───── Material to process ─────

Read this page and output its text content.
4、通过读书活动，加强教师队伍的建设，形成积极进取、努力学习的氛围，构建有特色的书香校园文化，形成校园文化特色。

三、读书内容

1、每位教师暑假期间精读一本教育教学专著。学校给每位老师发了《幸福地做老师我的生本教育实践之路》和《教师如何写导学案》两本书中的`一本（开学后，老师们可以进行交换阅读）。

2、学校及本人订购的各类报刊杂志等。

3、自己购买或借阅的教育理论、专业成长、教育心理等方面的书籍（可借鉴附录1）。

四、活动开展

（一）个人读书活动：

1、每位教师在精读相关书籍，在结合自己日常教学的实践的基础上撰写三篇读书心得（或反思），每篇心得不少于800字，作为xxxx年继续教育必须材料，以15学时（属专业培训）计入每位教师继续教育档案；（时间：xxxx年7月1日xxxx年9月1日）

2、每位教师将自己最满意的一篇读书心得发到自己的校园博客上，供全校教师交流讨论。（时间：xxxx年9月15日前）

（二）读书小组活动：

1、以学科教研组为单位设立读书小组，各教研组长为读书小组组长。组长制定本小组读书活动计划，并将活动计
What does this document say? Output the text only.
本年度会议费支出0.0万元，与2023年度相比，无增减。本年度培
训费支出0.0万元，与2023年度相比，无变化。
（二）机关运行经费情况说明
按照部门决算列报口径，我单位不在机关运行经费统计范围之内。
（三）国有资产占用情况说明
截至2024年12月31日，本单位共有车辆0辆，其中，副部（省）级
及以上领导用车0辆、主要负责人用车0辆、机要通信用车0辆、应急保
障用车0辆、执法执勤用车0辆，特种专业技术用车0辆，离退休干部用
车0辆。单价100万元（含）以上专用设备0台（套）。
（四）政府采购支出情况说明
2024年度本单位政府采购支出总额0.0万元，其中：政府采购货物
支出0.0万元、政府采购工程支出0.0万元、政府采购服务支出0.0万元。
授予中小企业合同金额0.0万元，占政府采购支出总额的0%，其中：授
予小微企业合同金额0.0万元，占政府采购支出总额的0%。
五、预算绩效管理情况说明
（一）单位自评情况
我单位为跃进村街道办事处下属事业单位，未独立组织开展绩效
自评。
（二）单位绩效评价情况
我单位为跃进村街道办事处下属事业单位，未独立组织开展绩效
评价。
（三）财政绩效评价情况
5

─────

> **Problem details**
Only the lines from the one that contains "What does this" to the end of the entries above should be given again, exactly and in full.

> **Solved exercise**
What does this document say? Output the text only.
本年度会议费支出0.0万元，与2023年度相比，无增减。本年度培
训费支出0.0万元，与2023年度相比，无变化。
（二）机关运行经费情况说明
按照部门决算列报口径，我单位不在机关运行经费统计范围之内。
（三）国有资产占用情况说明
截至2024年12月31日，本单位共有车辆0辆，其中，副部（省）级
及以上领导用车0辆、主要负责人用车0辆、机要通信用车0辆、应急保
障用车0辆、执法执勤用车0辆，特种专业技术用车0辆，离退休干部用
车0辆。单价100万元（含）以上专用设备0台（套）。
（四）政府采购支出情况说明
2024年度本单位政府采购支出总额0.0万元，其中：政府采购货物
支出0.0万元、政府采购工程支出0.0万元、政府采购服务支出0.0万元。
授予中小企业合同金额0.0万元，占政府采购支出总额的0%，其中：授
予小微企业合同金额0.0万元，占政府采购支出总额的0%。
五、预算绩效管理情况说明
（一）单位自评情况
我单位为跃进村街道办事处下属事业单位，未独立组织开展绩效
自评。
（二）单位绩效评价情况
我单位为跃进村街道办事处下属事业单位，未独立组织开展绩效
评价。
（三）财政绩效评价情况
5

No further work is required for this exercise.